- **Exercise description**: Lines containing the string "الاتحاد" are to be counted; report the number and nothing more.

Collected data
*****
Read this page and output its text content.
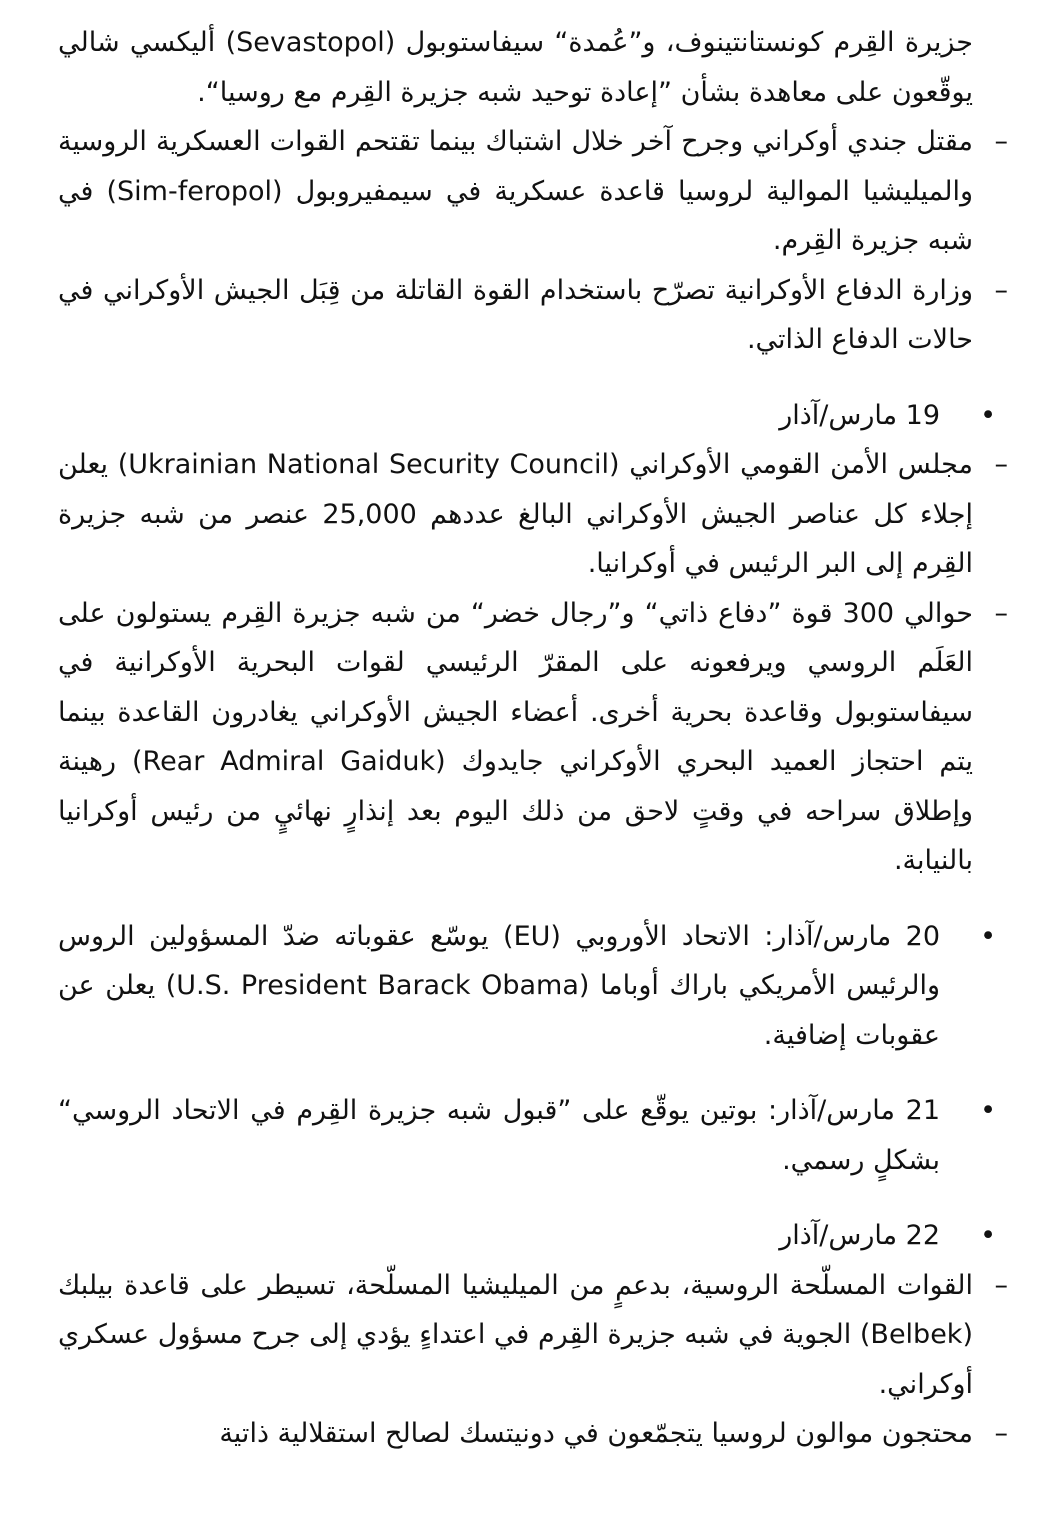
جزيرة القِرم كونستانتينوف، و”عُمدة“ سيفاستوبول (Sevastopol) أليكسي شالي يوقّعون على معاهدة بشأن ”إعادة توحيد شبه جزيرة القِرم مع روسيا“.

– مقتل جندي أوكراني وجرح آخر خلال اشتباك بينما تقتحم القوات العسكرية الروسية والميليشيا الموالية لروسيا قاعدة عسكرية في سيمفيروبول (Sim-feropol) في شبه جزيرة القِرم.

– وزارة الدفاع الأوكرانية تصرّح باستخدام القوة القاتلة من قِبَل الجيش الأوكراني في حالات الدفاع الذاتي.

• 19 مارس/آذار

– مجلس الأمن القومي الأوكراني (Ukrainian National Security Council) يعلن إجلاء كل عناصر الجيش الأوكراني البالغ عددهم 25,000 عنصر من شبه جزيرة القِرم إلى البر الرئيس في أوكرانيا.

– حوالي 300 قوة ”دفاع ذاتي“ و”رجال خضر“ من شبه جزيرة القِرم يستولون على العَلَم الروسي ويرفعونه على المقرّ الرئيسي لقوات البحرية الأوكرانية في سيفاستوبول وقاعدة بحرية أخرى. أعضاء الجيش الأوكراني يغادرون القاعدة بينما يتم احتجاز العميد البحري الأوكراني جايدوك (Rear Admiral Gaiduk) رهينة وإطلاق سراحه في وقتٍ لاحق من ذلك اليوم بعد إنذارٍ نهائيٍ من رئيس أوكرانيا بالنيابة.

• 20 مارس/آذار: الاتحاد الأوروبي (EU) يوسّع عقوباته ضدّ المسؤولين الروس والرئيس الأمريكي باراك أوباما (U.S. President Barack Obama) يعلن عن عقوبات إضافية.

• 21 مارس/آذار: بوتين يوقّع على ”قبول شبه جزيرة القِرم في الاتحاد الروسي“ بشكلٍ رسمي.

• 22 مارس/آذار

– القوات المسلّحة الروسية، بدعمٍ من الميليشيا المسلّحة، تسيطر على قاعدة بيلبك (Belbek) الجوية في شبه جزيرة القِرم في اعتداءٍ يؤدي إلى جرح مسؤول عسكري أوكراني.

– محتجون موالون لروسيا يتجمّعون في دونيتسك لصالح استقلالية ذاتية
*****
- **Task result**: 2